→ **Problem**
In the listing that follows, count each line where the word "notifications" appears; write nothing but the count.
** start of Listed records **
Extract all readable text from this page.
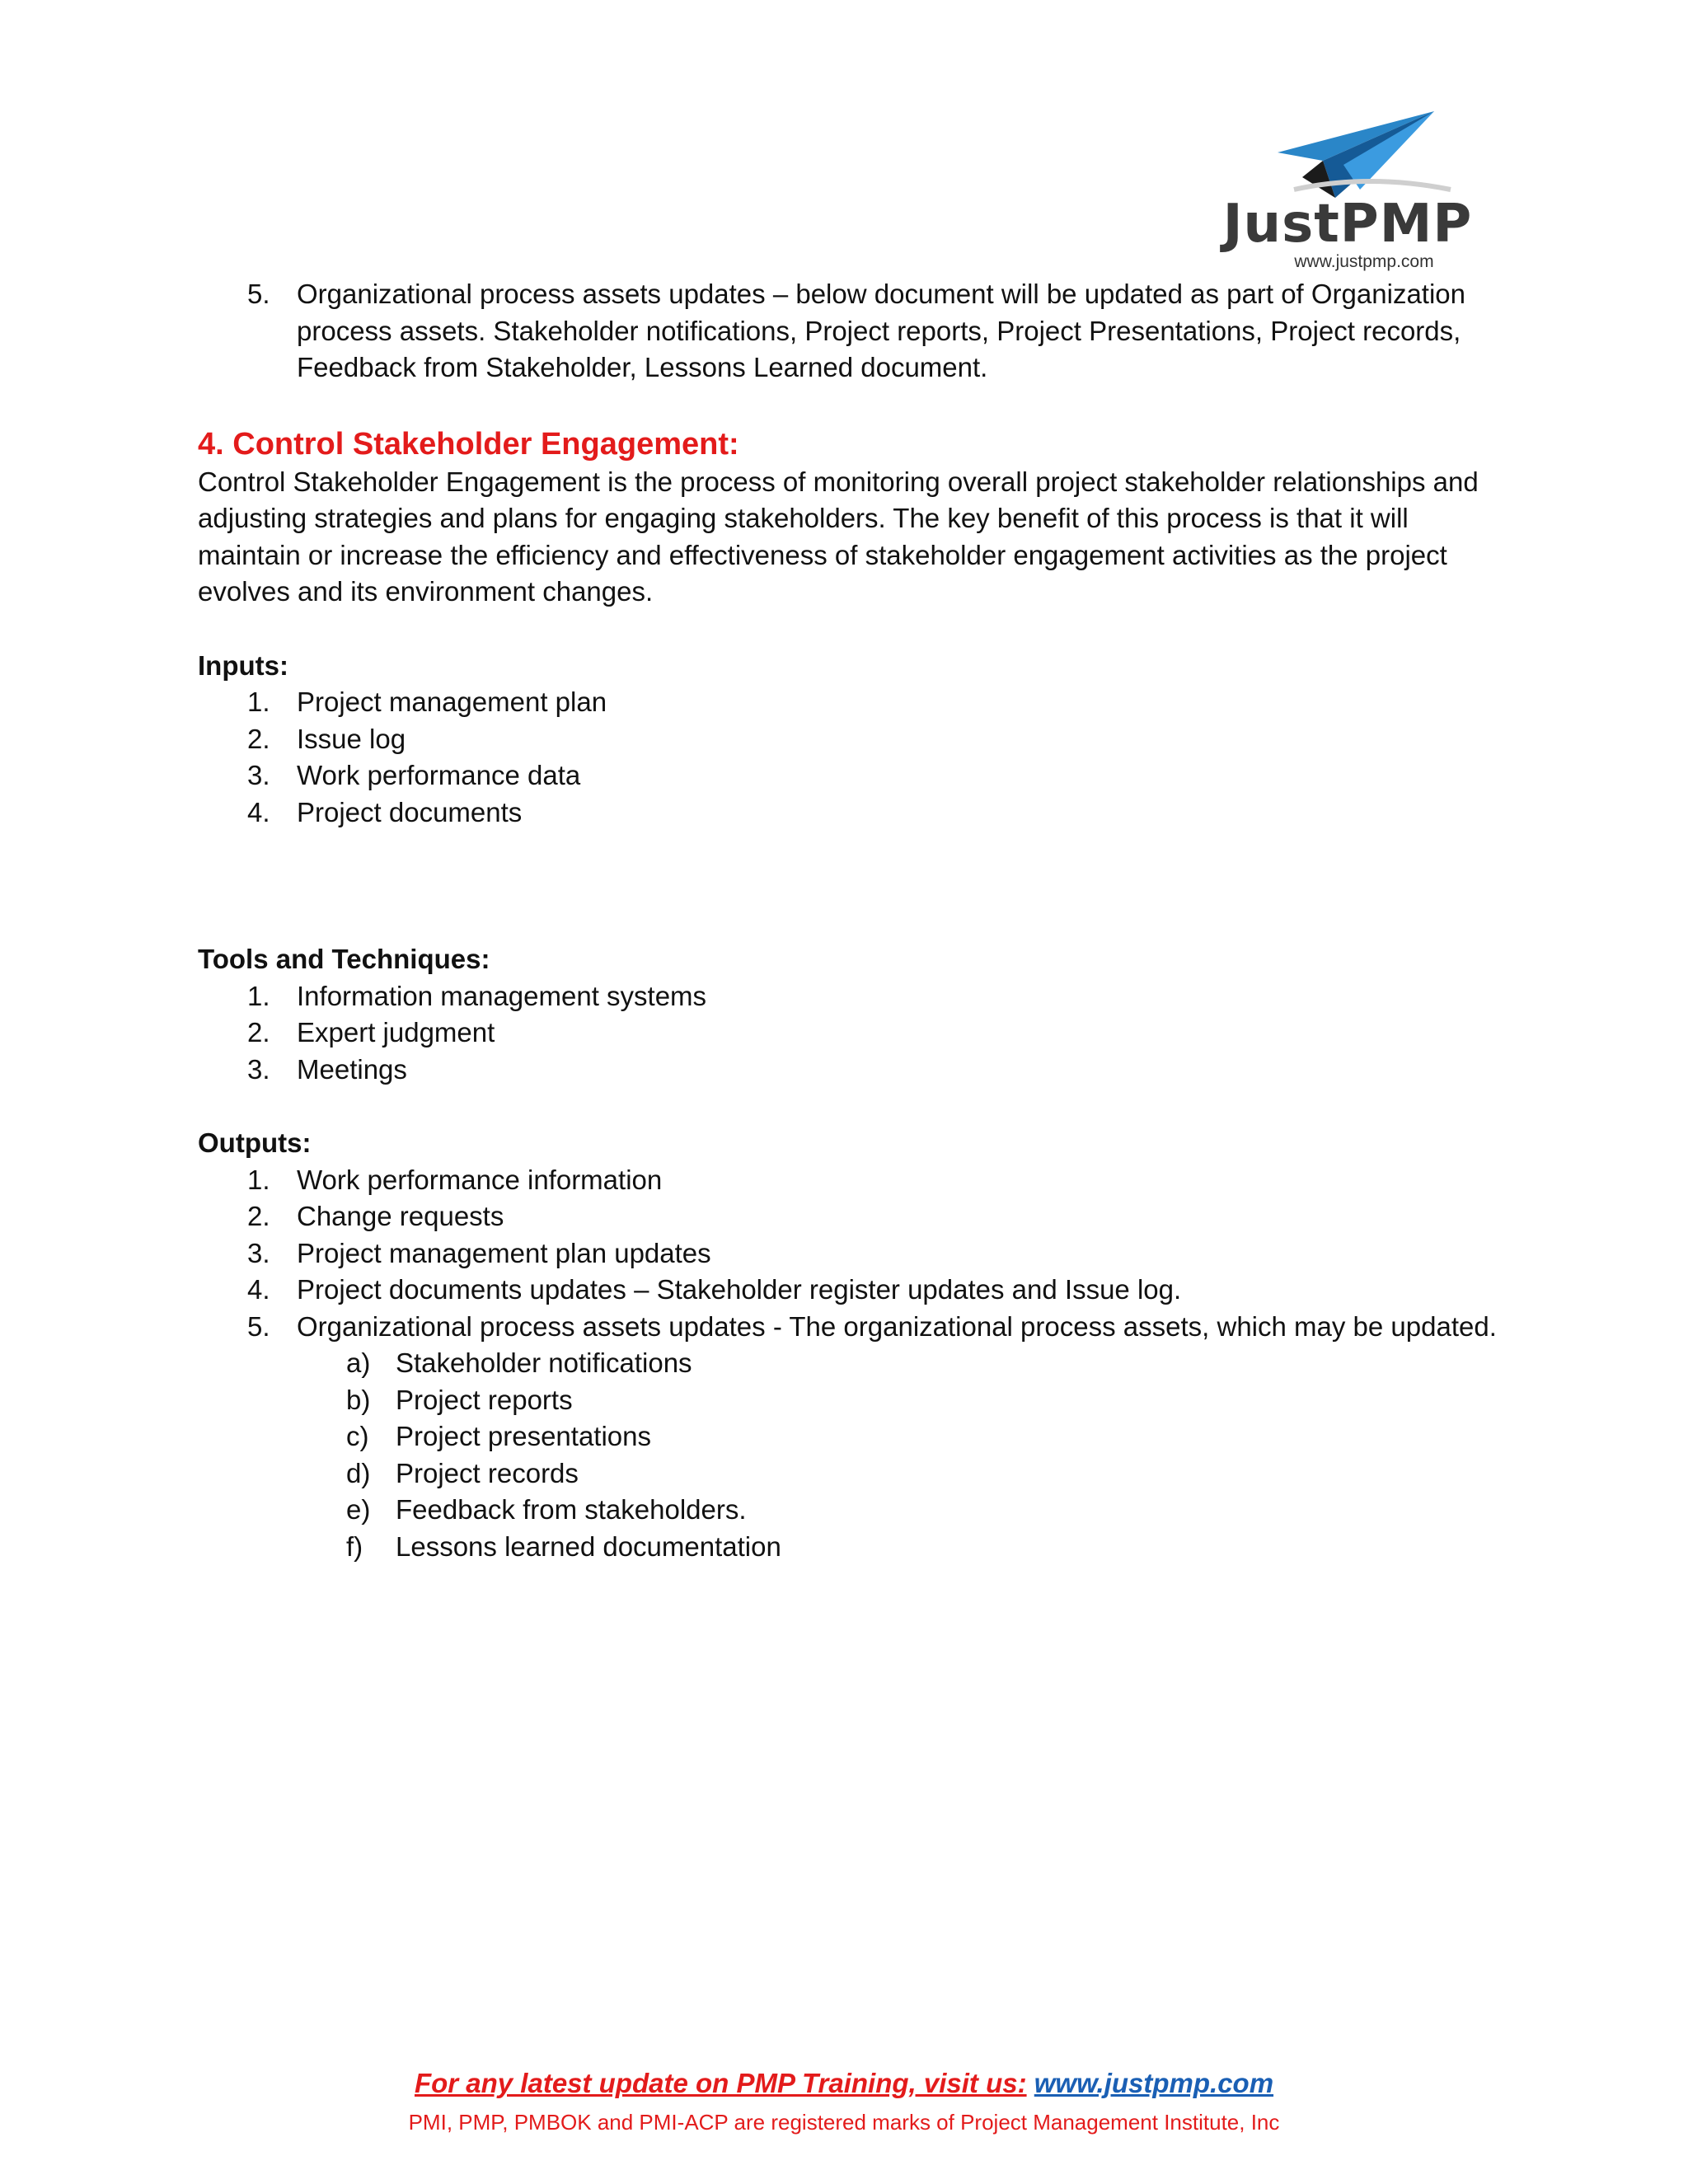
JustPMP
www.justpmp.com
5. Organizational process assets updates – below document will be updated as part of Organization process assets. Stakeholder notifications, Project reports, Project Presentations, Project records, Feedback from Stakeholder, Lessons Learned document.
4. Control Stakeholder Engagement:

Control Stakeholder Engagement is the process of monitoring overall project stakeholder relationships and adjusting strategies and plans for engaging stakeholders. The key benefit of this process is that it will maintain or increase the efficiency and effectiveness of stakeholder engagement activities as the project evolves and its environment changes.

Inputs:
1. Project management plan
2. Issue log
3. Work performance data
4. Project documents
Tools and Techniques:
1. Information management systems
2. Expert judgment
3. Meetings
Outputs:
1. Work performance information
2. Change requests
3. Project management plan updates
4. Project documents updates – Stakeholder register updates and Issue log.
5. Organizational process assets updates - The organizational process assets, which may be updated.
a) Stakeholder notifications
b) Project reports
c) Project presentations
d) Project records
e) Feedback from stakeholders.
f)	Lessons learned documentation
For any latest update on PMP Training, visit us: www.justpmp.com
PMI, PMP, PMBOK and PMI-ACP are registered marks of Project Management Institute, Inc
** end of Listed records **
** start of Listed records **
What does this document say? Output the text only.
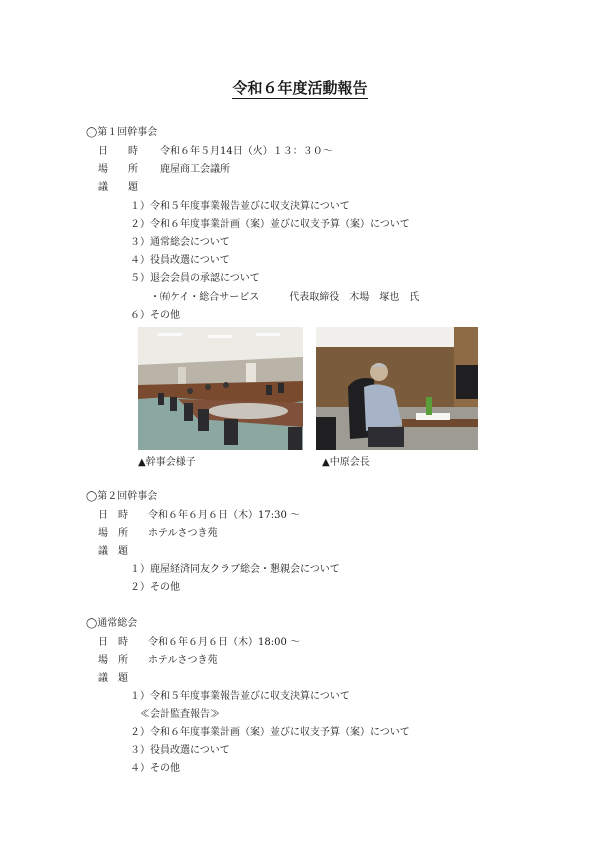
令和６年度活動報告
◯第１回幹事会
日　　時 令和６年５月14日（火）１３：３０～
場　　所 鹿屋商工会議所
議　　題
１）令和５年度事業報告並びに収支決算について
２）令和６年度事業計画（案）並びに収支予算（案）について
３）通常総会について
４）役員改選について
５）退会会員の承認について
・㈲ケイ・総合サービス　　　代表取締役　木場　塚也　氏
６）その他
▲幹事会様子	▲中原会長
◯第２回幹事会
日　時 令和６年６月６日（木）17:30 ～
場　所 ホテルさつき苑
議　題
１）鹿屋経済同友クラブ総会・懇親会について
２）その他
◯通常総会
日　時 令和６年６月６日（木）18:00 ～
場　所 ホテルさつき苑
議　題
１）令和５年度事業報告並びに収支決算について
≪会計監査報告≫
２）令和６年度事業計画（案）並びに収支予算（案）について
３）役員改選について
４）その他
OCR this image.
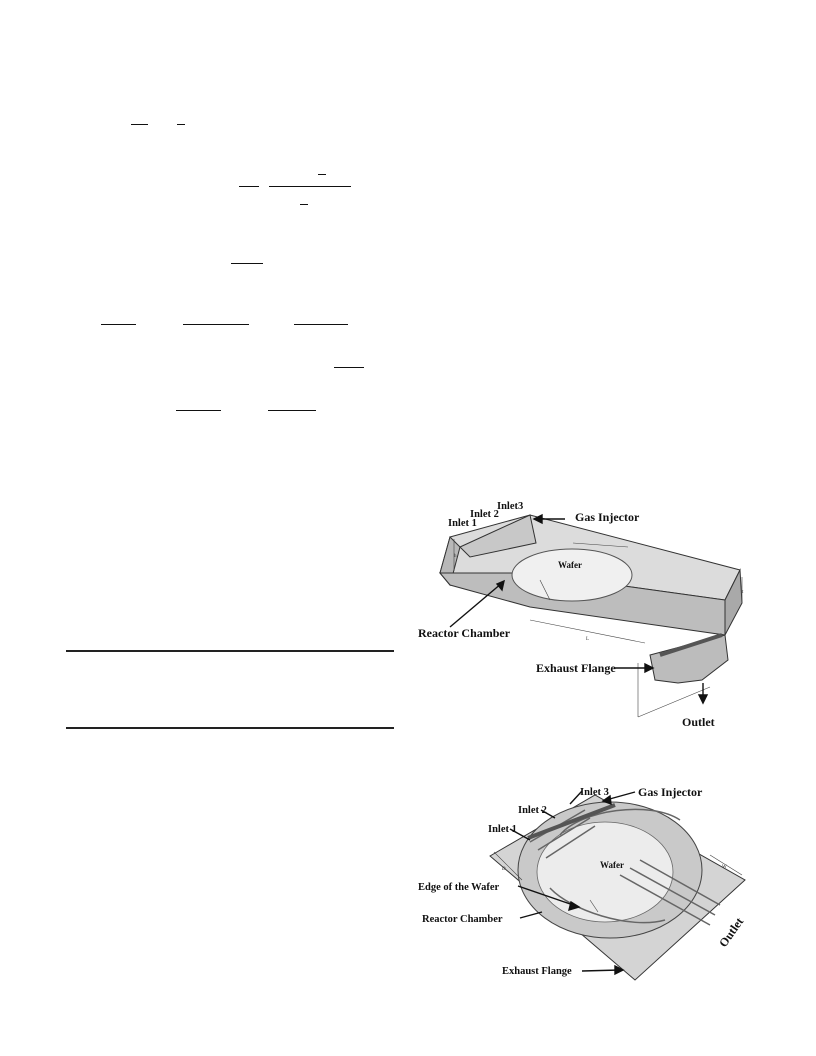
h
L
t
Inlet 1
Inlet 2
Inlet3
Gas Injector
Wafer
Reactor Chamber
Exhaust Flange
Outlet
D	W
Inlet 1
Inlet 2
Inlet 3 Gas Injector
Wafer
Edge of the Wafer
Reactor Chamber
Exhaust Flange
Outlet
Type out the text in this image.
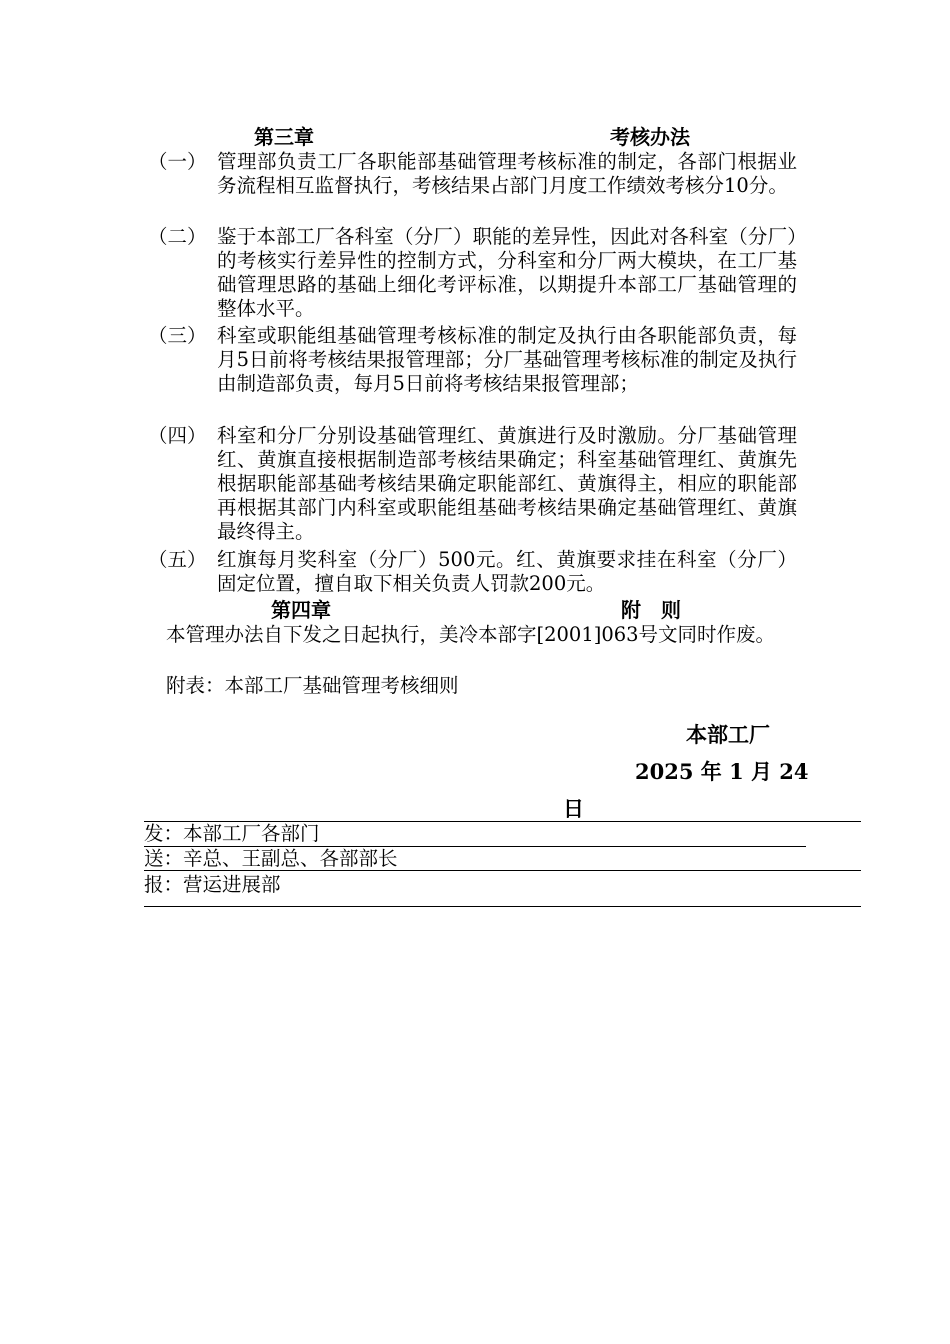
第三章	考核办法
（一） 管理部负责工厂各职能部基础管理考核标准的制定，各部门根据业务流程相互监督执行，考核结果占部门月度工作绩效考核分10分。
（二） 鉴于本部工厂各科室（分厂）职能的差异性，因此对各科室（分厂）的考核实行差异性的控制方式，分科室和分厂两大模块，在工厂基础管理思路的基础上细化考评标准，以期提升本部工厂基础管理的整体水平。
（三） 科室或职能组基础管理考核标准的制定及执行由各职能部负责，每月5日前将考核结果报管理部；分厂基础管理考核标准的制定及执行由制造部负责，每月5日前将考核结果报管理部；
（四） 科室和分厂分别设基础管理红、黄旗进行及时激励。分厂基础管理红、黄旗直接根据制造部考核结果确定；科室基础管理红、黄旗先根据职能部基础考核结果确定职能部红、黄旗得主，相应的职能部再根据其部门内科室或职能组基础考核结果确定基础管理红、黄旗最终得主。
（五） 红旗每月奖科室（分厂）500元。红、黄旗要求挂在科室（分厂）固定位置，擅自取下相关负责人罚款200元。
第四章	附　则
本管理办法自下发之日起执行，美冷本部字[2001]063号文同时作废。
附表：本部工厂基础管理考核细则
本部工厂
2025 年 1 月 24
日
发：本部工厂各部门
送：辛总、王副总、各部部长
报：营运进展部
** end of Listed records **
→ **Task answer**
2